**TASK GOAL:** Copy, from the entries below, each line in which the string "alesia" appears.

**MATERIAL SHOWN:**
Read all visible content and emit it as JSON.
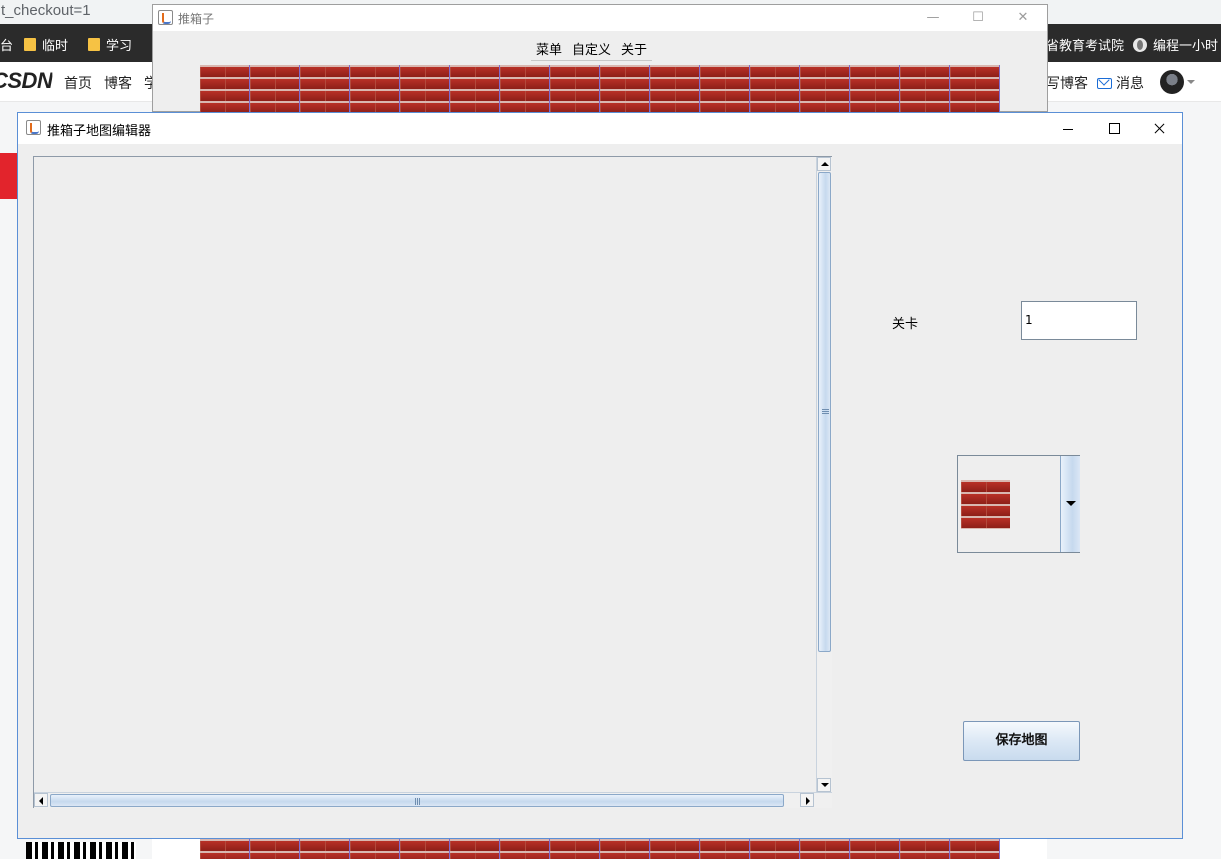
{
  "browser": {
    "url_fragment": "t_checkout=1",
    "bookmarks": [
      {
        "label": "台"
      },
      {
        "label": "临时"
      },
      {
        "label": "学习"
      }
    ],
    "bookmarks_right": [
      "省教育考试院",
      "编程一小时"
    ],
    "csdn": {
      "logo": "CSDN",
      "nav": [
        "首页",
        "博客",
        "学"
      ],
      "nav_right": [
        "写博客",
        "消息"
      ]
    }
  },
  "game_window": {
    "title": "推箱子",
    "menu": [
      "菜单",
      "自定义",
      "关于"
    ]
  },
  "editor": {
    "title": "推箱子地图编辑器",
    "level_label": "关卡",
    "level_value": "1",
    "tile_selected": "brick-wall",
    "save_label": "保存地图"
  },
  "colors": {
    "window_bg": "#eeeeee",
    "brick": "#a8291f",
    "accent_border": "#5a8fd6"
  }
}
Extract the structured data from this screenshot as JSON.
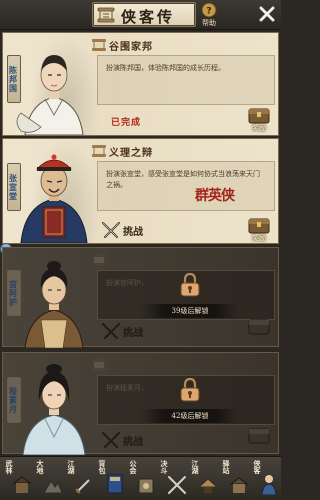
{
  "header": {
    "title": "侠客传",
    "help_label": "帮助"
  },
  "cards": [
    {
      "name": "陈邦国",
      "chapter_title": "谷围家邦",
      "description": "扮演陈邦国，体验陈邦国的成长历程。",
      "stamp": "已完成",
      "reward_label": "奖励"
    },
    {
      "name": "张宣堂",
      "chapter_title": "义理之辩",
      "description": "扮演张宣堂，感受张宣堂是如何协式当浪荡来天门之祸。",
      "calligraphy": "群英侠",
      "challenge_label": "挑战",
      "reward_label": "奖励"
    },
    {
      "name": "宫阿护",
      "chapter_title": "",
      "description": "扮演宫阿护，",
      "unlock_text": "39级后解锁",
      "challenge_label": "挑战"
    },
    {
      "name": "程素月",
      "chapter_title": "",
      "description": "扮演程素月，",
      "unlock_text": "42级后解锁",
      "challenge_label": "挑战"
    }
  ],
  "bottom_nav": [
    {
      "label": "武林"
    },
    {
      "label": "大地"
    },
    {
      "label": "江湖"
    },
    {
      "label": "背包"
    },
    {
      "label": "公会"
    },
    {
      "label": "决斗"
    },
    {
      "label": "江湖"
    },
    {
      "label": "驿站"
    },
    {
      "label": "侠客"
    }
  ],
  "colors": {
    "stamp_red": "#b0291c",
    "name_blue": "#2e4f7a",
    "parchment": "#efe5cf"
  },
  "icons": [
    "scroll-icon",
    "help-icon",
    "close-icon",
    "lock-icon",
    "crossed-swords-icon",
    "reward-chest-icon"
  ]
}
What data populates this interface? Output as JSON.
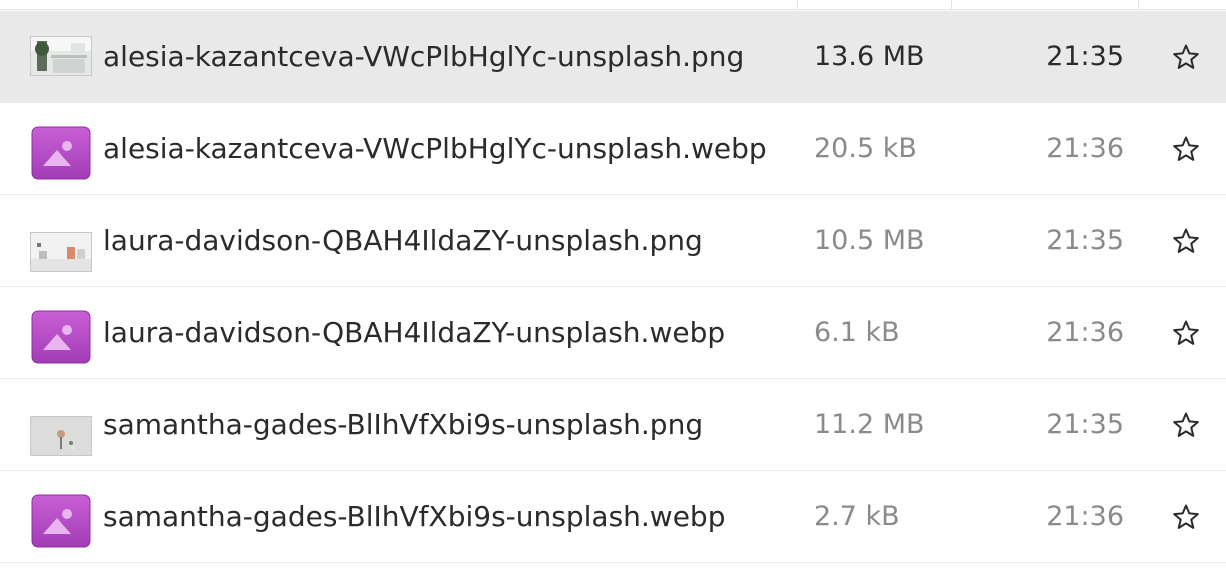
{
  "files": [
    {
      "name": "alesia-kazantceva-VWcPlbHglYc-unsplash.png",
      "size": "13.6 MB",
      "modified": "21:35",
      "icon": "image-thumbnail",
      "selected": true
    },
    {
      "name": "alesia-kazantceva-VWcPlbHglYc-unsplash.webp",
      "size": "20.5 kB",
      "modified": "21:36",
      "icon": "image-file-icon",
      "selected": false
    },
    {
      "name": "laura-davidson-QBAH4IldaZY-unsplash.png",
      "size": "10.5 MB",
      "modified": "21:35",
      "icon": "image-thumbnail",
      "selected": false
    },
    {
      "name": "laura-davidson-QBAH4IldaZY-unsplash.webp",
      "size": "6.1 kB",
      "modified": "21:36",
      "icon": "image-file-icon",
      "selected": false
    },
    {
      "name": "samantha-gades-BlIhVfXbi9s-unsplash.png",
      "size": "11.2 MB",
      "modified": "21:35",
      "icon": "image-thumbnail",
      "selected": false
    },
    {
      "name": "samantha-gades-BlIhVfXbi9s-unsplash.webp",
      "size": "2.7 kB",
      "modified": "21:36",
      "icon": "image-file-icon",
      "selected": false
    }
  ],
  "colors": {
    "selected_row_bg": "#e9e9e9",
    "image_icon_purple": "#b548c6",
    "secondary_text": "#8a8a8a",
    "primary_text": "#2b2b2b"
  }
}
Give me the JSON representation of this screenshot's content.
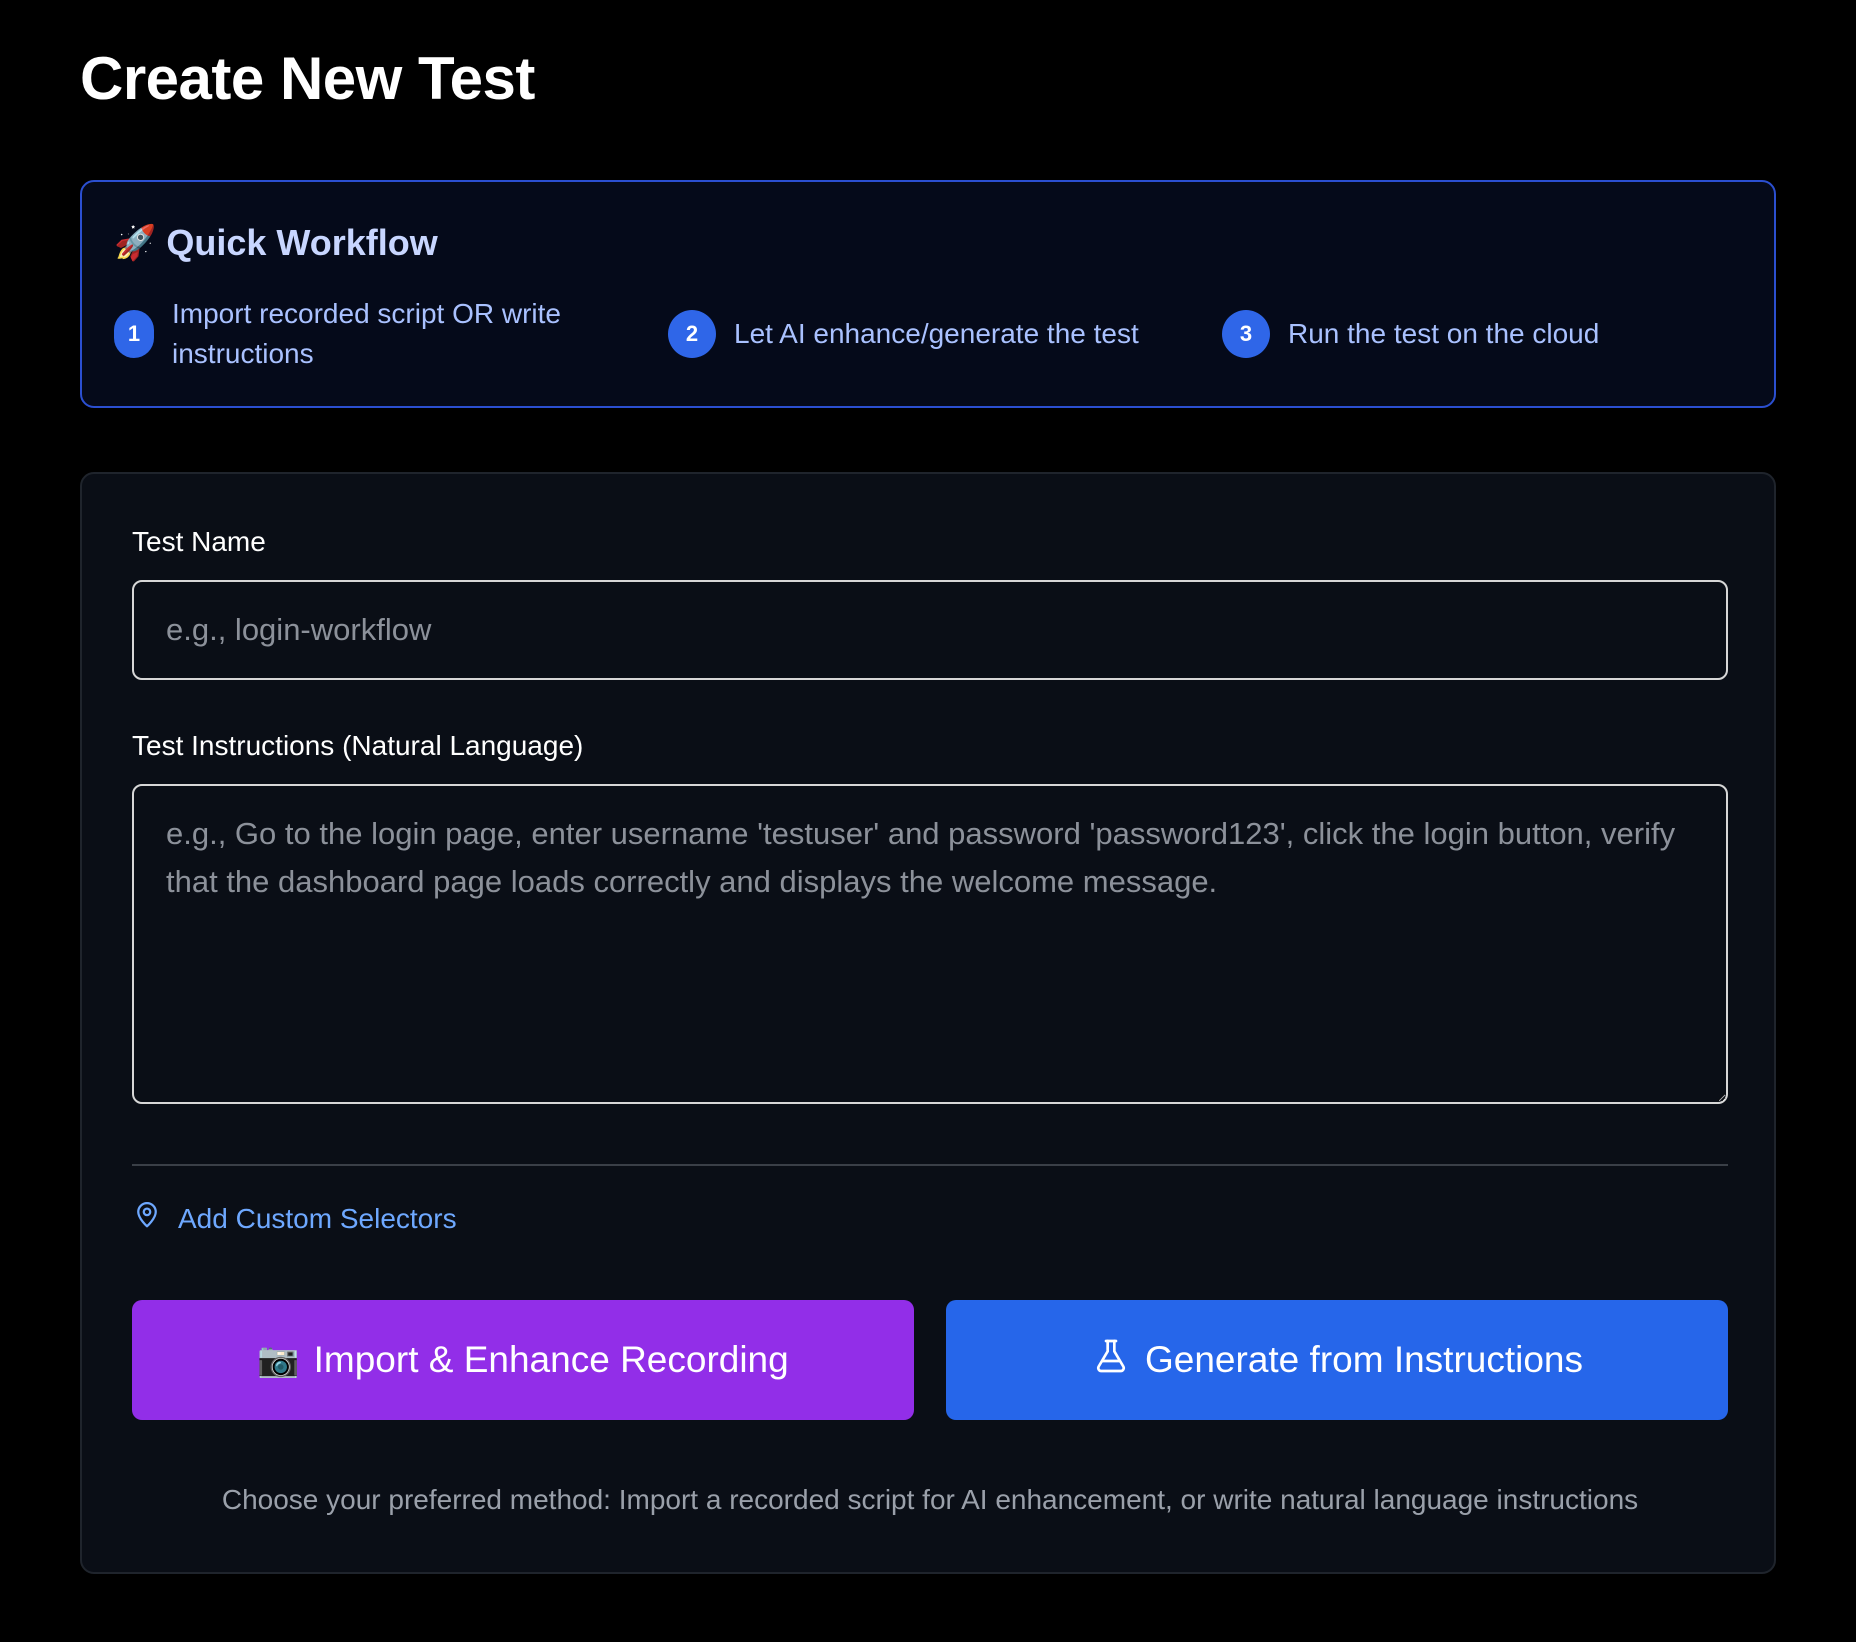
{
  "page": {
    "title": "Create New Test"
  },
  "workflow": {
    "icon": "🚀",
    "title": "Quick Workflow",
    "steps": [
      {
        "number": "1",
        "text": "Import recorded script OR write instructions"
      },
      {
        "number": "2",
        "text": "Let AI enhance/generate the test"
      },
      {
        "number": "3",
        "text": "Run the test on the cloud"
      }
    ]
  },
  "form": {
    "test_name": {
      "label": "Test Name",
      "value": "",
      "placeholder": "e.g., login-workflow"
    },
    "instructions": {
      "label": "Test Instructions (Natural Language)",
      "value": "",
      "placeholder": "e.g., Go to the login page, enter username 'testuser' and password 'password123', click the login button, verify that the dashboard page loads correctly and displays the welcome message."
    },
    "custom_selectors": {
      "label": "Add Custom Selectors",
      "icon": "map-pin-icon"
    },
    "buttons": {
      "import": {
        "icon": "📷",
        "label": "Import & Enhance Recording"
      },
      "generate": {
        "icon": "flask-icon",
        "label": "Generate from Instructions"
      }
    },
    "note": "Choose your preferred method: Import a recorded script for AI enhancement, or write natural language instructions"
  },
  "colors": {
    "background": "#000000",
    "card_background": "#0a0e16",
    "workflow_border": "#2b4fd0",
    "step_badge": "#2f66e8",
    "link": "#6ea8ff",
    "import_button": "#922ee8",
    "generate_button": "#2666ea"
  }
}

**CORRECT ANSWER:**
      "name": "alesia-kazantceva-VWcPlbHglYc-unsplash.png",
      "name": "alesia-kazantceva-VWcPlbHglYc-unsplash.webp",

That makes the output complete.